▸ **Given task**
Restate the full set of records exactly, without adding or dropping a word.
— start of Record list —
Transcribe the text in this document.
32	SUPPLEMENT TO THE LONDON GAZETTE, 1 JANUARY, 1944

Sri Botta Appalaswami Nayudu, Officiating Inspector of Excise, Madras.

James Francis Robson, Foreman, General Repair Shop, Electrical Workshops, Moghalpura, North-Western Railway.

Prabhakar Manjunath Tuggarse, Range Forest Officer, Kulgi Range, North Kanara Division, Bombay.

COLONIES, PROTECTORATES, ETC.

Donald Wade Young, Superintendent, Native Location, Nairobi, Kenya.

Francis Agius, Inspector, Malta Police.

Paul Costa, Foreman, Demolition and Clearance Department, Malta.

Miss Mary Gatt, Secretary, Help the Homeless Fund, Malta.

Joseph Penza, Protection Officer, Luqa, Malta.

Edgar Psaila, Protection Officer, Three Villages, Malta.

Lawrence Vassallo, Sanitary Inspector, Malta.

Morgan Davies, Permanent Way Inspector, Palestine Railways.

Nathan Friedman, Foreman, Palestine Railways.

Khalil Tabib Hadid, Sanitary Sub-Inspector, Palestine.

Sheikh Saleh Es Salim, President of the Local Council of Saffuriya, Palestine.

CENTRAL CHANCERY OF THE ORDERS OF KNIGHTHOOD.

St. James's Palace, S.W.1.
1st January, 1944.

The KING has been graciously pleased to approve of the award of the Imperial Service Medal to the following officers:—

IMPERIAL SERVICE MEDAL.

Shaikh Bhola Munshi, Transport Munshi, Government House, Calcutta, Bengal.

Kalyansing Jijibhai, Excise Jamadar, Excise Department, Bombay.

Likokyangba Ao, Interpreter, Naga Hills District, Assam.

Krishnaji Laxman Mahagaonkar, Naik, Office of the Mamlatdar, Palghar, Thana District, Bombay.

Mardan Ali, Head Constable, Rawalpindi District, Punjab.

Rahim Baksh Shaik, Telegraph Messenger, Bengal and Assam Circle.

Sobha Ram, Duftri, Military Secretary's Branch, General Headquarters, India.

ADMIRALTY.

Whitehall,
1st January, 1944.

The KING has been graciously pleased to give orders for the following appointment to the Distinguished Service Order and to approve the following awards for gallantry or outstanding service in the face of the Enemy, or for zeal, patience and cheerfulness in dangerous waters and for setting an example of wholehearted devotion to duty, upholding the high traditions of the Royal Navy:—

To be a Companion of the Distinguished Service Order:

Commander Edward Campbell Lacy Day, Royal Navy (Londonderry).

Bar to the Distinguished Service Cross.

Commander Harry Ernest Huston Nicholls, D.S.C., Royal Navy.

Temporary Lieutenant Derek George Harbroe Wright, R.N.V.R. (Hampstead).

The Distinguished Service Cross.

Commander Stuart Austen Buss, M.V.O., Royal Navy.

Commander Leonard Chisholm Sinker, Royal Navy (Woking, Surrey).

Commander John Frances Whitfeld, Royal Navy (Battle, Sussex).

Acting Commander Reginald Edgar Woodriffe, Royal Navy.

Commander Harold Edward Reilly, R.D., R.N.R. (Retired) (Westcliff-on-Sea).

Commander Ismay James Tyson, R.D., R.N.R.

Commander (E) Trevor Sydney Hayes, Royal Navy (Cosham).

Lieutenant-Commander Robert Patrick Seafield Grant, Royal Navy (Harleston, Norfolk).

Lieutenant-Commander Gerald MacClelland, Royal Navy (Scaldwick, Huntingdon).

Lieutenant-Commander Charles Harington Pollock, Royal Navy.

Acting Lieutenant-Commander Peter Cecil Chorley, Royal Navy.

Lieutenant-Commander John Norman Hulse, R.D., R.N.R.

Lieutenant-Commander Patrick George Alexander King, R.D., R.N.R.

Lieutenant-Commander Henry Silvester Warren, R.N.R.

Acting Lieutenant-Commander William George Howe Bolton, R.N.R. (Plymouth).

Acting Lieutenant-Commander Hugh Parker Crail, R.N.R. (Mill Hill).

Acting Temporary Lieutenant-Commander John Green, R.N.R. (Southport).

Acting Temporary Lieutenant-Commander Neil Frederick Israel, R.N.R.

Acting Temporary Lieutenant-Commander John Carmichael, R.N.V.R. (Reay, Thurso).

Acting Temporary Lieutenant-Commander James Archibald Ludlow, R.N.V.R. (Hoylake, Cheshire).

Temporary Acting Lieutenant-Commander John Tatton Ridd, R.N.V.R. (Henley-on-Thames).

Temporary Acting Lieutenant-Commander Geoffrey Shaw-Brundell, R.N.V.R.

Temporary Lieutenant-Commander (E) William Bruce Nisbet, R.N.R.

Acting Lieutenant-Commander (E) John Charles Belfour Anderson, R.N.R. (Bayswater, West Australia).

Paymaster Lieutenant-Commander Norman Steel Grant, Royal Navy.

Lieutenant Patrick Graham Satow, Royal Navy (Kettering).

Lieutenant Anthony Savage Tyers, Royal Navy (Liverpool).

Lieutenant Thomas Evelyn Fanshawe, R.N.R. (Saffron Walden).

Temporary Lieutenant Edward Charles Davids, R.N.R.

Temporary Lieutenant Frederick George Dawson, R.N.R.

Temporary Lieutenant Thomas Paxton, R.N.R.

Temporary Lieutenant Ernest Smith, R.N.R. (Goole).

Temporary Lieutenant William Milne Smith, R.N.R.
— end of Record list —
▸ **Answer to the exercise**
Transcribe the text in this document.
32	SUPPLEMENT TO THE LONDON GAZETTE, 1 JANUARY, 1944

Sri Botta Appalaswami Nayudu, Officiating Inspector of Excise, Madras.

James Francis Robson, Foreman, General Repair Shop, Electrical Workshops, Moghalpura, North-Western Railway.

Prabhakar Manjunath Tuggarse, Range Forest Officer, Kulgi Range, North Kanara Division, Bombay.

COLONIES, PROTECTORATES, ETC.

Donald Wade Young, Superintendent, Native Location, Nairobi, Kenya.

Francis Agius, Inspector, Malta Police.

Paul Costa, Foreman, Demolition and Clearance Department, Malta.

Miss Mary Gatt, Secretary, Help the Homeless Fund, Malta.

Joseph Penza, Protection Officer, Luqa, Malta.

Edgar Psaila, Protection Officer, Three Villages, Malta.

Lawrence Vassallo, Sanitary Inspector, Malta.

Morgan Davies, Permanent Way Inspector, Palestine Railways.

Nathan Friedman, Foreman, Palestine Railways.

Khalil Tabib Hadid, Sanitary Sub-Inspector, Palestine.

Sheikh Saleh Es Salim, President of the Local Council of Saffuriya, Palestine.

CENTRAL CHANCERY OF THE ORDERS OF KNIGHTHOOD.

St. James's Palace, S.W.1.
1st January, 1944.

The KING has been graciously pleased to approve of the award of the Imperial Service Medal to the following officers:—

IMPERIAL SERVICE MEDAL.

Shaikh Bhola Munshi, Transport Munshi, Government House, Calcutta, Bengal.

Kalyansing Jijibhai, Excise Jamadar, Excise Department, Bombay.

Likokyangba Ao, Interpreter, Naga Hills District, Assam.

Krishnaji Laxman Mahagaonkar, Naik, Office of the Mamlatdar, Palghar, Thana District, Bombay.

Mardan Ali, Head Constable, Rawalpindi District, Punjab.

Rahim Baksh Shaik, Telegraph Messenger, Bengal and Assam Circle.

Sobha Ram, Duftri, Military Secretary's Branch, General Headquarters, India.

ADMIRALTY.

Whitehall,
1st January, 1944.

The KING has been graciously pleased to give orders for the following appointment to the Distinguished Service Order and to approve the following awards for gallantry or outstanding service in the face of the Enemy, or for zeal, patience and cheerfulness in dangerous waters and for setting an example of wholehearted devotion to duty, upholding the high traditions of the Royal Navy:—

To be a Companion of the Distinguished Service Order:

Commander Edward Campbell Lacy Day, Royal Navy (Londonderry).

Bar to the Distinguished Service Cross.

Commander Harry Ernest Huston Nicholls, D.S.C., Royal Navy.

Temporary Lieutenant Derek George Harbroe Wright, R.N.V.R. (Hampstead).

The Distinguished Service Cross.

Commander Stuart Austen Buss, M.V.O., Royal Navy.

Commander Leonard Chisholm Sinker, Royal Navy (Woking, Surrey).

Commander John Frances Whitfeld, Royal Navy (Battle, Sussex).

Acting Commander Reginald Edgar Woodriffe, Royal Navy.

Commander Harold Edward Reilly, R.D., R.N.R. (Retired) (Westcliff-on-Sea).

Commander Ismay James Tyson, R.D., R.N.R.

Commander (E) Trevor Sydney Hayes, Royal Navy (Cosham).

Lieutenant-Commander Robert Patrick Seafield Grant, Royal Navy (Harleston, Norfolk).

Lieutenant-Commander Gerald MacClelland, Royal Navy (Scaldwick, Huntingdon).

Lieutenant-Commander Charles Harington Pollock, Royal Navy.

Acting Lieutenant-Commander Peter Cecil Chorley, Royal Navy.

Lieutenant-Commander John Norman Hulse, R.D., R.N.R.

Lieutenant-Commander Patrick George Alexander King, R.D., R.N.R.

Lieutenant-Commander Henry Silvester Warren, R.N.R.

Acting Lieutenant-Commander William George Howe Bolton, R.N.R. (Plymouth).

Acting Lieutenant-Commander Hugh Parker Crail, R.N.R. (Mill Hill).

Acting Temporary Lieutenant-Commander John Green, R.N.R. (Southport).

Acting Temporary Lieutenant-Commander Neil Frederick Israel, R.N.R.

Acting Temporary Lieutenant-Commander John Carmichael, R.N.V.R. (Reay, Thurso).

Acting Temporary Lieutenant-Commander James Archibald Ludlow, R.N.V.R. (Hoylake, Cheshire).

Temporary Acting Lieutenant-Commander John Tatton Ridd, R.N.V.R. (Henley-on-Thames).

Temporary Acting Lieutenant-Commander Geoffrey Shaw-Brundell, R.N.V.R.

Temporary Lieutenant-Commander (E) William Bruce Nisbet, R.N.R.

Acting Lieutenant-Commander (E) John Charles Belfour Anderson, R.N.R. (Bayswater, West Australia).

Paymaster Lieutenant-Commander Norman Steel Grant, Royal Navy.

Lieutenant Patrick Graham Satow, Royal Navy (Kettering).

Lieutenant Anthony Savage Tyers, Royal Navy (Liverpool).

Lieutenant Thomas Evelyn Fanshawe, R.N.R. (Saffron Walden).

Temporary Lieutenant Edward Charles Davids, R.N.R.

Temporary Lieutenant Frederick George Dawson, R.N.R.

Temporary Lieutenant Thomas Paxton, R.N.R.

Temporary Lieutenant Ernest Smith, R.N.R. (Goole).

Temporary Lieutenant William Milne Smith, R.N.R.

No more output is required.